:: Problem to solve ::
Identify every line in the records below that contains the word "xlabel", and reproduce each one.

:: Source data ::
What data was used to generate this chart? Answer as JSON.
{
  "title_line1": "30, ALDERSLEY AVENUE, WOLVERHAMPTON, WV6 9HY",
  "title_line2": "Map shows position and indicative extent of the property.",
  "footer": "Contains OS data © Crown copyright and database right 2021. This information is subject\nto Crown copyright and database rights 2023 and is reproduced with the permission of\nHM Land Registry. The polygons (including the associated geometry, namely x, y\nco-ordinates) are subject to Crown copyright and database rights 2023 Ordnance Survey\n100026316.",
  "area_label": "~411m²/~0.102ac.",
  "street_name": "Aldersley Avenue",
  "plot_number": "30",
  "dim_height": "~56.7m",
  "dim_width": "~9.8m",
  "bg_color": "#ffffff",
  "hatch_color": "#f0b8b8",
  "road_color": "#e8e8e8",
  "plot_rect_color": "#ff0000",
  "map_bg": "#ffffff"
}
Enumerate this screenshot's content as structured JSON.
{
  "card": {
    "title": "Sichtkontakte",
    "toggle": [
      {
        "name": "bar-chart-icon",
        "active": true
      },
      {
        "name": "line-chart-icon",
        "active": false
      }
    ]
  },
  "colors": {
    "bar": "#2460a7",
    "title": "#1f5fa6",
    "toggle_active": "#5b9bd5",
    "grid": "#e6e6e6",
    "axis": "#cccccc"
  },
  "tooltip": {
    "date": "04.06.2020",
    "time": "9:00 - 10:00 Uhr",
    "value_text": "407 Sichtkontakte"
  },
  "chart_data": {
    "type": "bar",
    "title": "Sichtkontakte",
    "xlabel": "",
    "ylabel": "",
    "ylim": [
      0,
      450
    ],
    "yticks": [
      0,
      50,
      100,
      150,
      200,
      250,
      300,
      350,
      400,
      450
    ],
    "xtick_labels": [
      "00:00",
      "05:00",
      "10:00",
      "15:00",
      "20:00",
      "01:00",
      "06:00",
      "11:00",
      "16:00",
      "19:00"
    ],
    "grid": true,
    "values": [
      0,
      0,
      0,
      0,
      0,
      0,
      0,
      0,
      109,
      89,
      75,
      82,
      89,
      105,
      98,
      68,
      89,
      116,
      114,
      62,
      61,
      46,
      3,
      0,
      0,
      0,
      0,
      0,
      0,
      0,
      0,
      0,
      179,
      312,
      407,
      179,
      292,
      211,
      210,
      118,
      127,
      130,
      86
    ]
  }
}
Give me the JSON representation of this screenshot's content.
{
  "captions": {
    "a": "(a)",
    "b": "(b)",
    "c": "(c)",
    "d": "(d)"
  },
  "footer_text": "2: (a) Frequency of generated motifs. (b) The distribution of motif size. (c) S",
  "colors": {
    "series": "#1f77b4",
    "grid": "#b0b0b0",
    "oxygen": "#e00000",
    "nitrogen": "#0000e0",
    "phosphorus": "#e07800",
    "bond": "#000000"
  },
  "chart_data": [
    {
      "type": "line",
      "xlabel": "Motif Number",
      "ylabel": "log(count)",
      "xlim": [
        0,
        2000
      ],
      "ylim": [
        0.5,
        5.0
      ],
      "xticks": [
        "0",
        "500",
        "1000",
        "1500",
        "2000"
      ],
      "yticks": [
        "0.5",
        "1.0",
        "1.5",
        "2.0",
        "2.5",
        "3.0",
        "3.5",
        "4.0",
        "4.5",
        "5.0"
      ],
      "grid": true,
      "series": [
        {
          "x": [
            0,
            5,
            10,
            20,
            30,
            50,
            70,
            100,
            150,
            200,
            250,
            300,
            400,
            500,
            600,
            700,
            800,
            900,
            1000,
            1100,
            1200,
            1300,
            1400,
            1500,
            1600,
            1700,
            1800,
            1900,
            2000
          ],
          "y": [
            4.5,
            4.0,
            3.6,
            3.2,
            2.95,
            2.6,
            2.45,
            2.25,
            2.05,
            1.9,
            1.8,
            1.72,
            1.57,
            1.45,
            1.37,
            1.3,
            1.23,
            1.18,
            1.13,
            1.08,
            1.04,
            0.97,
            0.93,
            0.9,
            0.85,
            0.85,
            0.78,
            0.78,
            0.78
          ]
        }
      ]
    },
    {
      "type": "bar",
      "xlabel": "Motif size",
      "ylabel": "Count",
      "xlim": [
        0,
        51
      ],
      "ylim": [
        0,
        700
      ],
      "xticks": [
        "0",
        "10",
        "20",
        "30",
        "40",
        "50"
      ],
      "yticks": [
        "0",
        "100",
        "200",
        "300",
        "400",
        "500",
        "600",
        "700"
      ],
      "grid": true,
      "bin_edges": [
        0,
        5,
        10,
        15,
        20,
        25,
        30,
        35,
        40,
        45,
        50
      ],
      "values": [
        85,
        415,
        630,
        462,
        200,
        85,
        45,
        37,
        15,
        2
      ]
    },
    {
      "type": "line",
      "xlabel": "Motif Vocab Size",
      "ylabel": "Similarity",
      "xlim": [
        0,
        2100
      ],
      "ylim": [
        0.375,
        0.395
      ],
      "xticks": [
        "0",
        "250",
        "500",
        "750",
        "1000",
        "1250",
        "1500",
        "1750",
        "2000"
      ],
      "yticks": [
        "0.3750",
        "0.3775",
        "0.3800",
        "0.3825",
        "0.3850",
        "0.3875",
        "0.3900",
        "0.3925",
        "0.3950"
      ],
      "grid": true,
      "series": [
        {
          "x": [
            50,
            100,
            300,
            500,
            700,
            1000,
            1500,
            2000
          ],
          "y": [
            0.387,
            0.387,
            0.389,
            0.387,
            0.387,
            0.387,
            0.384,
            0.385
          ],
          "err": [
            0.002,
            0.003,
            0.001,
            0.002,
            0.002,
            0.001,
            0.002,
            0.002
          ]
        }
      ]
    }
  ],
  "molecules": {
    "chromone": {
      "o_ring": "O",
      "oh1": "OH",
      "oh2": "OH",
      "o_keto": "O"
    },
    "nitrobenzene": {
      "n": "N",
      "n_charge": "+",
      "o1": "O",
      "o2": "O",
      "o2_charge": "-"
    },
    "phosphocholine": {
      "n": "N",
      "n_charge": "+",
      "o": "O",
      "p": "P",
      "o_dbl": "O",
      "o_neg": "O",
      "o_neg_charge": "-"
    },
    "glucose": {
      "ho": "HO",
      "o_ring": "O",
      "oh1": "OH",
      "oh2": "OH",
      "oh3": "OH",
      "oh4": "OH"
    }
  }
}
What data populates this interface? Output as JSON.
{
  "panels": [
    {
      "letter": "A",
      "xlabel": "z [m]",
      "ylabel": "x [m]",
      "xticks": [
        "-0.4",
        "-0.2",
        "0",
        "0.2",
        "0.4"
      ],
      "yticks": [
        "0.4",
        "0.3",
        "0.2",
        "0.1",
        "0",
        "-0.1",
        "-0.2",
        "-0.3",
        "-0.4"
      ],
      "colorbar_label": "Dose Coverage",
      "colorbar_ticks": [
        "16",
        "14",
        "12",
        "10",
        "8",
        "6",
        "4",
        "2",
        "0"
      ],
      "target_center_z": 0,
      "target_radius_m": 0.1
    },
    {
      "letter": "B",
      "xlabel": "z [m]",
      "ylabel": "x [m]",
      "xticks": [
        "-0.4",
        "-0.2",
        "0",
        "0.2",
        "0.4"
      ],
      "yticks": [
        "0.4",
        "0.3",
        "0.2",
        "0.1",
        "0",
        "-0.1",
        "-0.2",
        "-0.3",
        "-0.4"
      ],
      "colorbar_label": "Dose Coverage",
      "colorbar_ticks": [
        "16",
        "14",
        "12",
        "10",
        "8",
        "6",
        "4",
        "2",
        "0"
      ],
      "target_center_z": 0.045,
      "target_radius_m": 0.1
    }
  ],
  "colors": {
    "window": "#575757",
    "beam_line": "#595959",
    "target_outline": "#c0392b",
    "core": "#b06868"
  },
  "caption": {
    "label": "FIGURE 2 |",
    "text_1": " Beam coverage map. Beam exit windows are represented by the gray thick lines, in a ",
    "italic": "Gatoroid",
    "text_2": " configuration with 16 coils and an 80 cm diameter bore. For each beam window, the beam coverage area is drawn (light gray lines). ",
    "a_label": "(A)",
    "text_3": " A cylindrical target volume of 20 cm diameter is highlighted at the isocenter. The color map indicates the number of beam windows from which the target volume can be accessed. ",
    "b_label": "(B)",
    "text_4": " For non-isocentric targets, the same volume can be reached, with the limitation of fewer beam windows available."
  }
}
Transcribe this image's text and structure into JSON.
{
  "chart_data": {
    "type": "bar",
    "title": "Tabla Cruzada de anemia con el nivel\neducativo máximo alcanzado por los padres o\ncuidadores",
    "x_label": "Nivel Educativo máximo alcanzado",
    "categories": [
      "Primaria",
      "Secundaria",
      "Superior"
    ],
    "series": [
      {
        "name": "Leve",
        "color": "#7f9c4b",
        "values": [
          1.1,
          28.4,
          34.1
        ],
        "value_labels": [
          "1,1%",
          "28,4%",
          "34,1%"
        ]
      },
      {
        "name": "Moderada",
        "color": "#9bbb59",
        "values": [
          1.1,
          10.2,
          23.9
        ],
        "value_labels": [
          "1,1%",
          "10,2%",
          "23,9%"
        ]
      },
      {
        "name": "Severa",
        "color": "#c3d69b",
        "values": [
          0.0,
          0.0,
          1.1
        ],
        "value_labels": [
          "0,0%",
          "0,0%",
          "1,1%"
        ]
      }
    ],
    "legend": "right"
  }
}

:: Solution for this problem ::
    "xlabel": "",
      "xlabel": "Motif Number",
      "xlabel": "Motif size",
      "xlabel": "Motif Vocab Size",
      "xlabel": "z [m]",
      "xlabel": "z [m]",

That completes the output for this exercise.